### [WRITTEN TASK]
Output only the count of lines that contain "Andrzej".

### [DATASET ENTRIES]
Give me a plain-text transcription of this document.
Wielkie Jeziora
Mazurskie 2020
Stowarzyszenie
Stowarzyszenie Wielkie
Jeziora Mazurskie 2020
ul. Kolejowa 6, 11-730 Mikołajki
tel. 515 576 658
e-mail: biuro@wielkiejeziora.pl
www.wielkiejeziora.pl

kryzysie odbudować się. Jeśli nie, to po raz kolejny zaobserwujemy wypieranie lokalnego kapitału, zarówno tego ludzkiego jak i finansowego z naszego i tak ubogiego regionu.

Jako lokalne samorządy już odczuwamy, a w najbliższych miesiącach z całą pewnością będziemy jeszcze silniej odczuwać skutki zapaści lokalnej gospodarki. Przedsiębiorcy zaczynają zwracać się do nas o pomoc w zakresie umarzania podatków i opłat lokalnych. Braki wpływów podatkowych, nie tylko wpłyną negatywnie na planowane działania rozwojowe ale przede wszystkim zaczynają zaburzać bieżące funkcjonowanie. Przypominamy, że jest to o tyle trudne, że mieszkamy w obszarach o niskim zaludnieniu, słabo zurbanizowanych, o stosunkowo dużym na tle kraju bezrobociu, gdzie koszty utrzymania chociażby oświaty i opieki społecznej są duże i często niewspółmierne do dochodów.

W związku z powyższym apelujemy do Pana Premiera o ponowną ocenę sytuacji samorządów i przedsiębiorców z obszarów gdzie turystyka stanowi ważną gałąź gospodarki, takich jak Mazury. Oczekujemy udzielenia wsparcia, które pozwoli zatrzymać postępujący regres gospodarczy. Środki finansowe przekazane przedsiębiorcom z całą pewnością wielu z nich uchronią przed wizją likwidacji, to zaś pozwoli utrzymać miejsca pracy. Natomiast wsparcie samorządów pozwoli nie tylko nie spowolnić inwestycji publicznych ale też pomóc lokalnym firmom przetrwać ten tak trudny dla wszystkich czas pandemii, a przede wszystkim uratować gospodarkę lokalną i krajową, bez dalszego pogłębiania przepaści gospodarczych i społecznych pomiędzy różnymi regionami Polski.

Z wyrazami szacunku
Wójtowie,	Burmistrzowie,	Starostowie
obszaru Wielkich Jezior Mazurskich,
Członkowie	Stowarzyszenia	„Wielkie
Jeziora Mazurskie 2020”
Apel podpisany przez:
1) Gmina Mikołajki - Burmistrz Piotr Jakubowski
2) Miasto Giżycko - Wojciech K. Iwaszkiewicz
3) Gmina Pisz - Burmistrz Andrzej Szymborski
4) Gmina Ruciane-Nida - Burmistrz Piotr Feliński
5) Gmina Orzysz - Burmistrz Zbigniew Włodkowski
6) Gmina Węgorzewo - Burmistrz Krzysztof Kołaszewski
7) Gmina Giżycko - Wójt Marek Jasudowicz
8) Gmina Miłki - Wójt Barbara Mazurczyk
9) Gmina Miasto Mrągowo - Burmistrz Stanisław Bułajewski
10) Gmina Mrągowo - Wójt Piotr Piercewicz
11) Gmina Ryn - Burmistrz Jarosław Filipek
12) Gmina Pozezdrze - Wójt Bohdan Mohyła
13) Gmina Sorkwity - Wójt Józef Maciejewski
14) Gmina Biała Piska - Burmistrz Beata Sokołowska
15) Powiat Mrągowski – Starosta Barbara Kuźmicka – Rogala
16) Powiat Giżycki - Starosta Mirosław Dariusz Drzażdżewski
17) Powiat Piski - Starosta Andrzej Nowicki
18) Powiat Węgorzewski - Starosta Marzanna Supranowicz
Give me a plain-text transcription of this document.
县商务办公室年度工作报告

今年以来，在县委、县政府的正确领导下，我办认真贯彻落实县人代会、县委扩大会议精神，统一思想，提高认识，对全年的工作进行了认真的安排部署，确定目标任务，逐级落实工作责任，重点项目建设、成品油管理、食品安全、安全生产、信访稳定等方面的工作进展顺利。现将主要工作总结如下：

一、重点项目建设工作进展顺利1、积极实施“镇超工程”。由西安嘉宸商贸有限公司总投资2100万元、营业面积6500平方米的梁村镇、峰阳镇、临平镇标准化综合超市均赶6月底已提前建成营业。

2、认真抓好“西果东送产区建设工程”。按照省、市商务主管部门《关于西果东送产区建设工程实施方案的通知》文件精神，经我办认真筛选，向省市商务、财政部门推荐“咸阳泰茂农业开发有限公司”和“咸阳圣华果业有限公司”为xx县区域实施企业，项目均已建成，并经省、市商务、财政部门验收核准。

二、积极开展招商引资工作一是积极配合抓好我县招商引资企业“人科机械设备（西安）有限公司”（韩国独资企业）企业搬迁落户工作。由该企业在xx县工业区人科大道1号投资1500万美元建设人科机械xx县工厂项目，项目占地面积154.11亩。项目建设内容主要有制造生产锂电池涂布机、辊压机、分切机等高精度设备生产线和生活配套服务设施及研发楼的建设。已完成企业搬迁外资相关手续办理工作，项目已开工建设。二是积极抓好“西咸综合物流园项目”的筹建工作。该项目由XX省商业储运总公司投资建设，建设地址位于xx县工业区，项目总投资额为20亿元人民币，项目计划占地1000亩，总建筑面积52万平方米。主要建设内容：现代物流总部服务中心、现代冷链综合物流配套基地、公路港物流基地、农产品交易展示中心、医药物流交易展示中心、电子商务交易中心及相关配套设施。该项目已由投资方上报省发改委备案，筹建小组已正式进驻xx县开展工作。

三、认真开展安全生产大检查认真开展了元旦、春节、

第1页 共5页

### [OUTPUT FOR THIS TASK]
2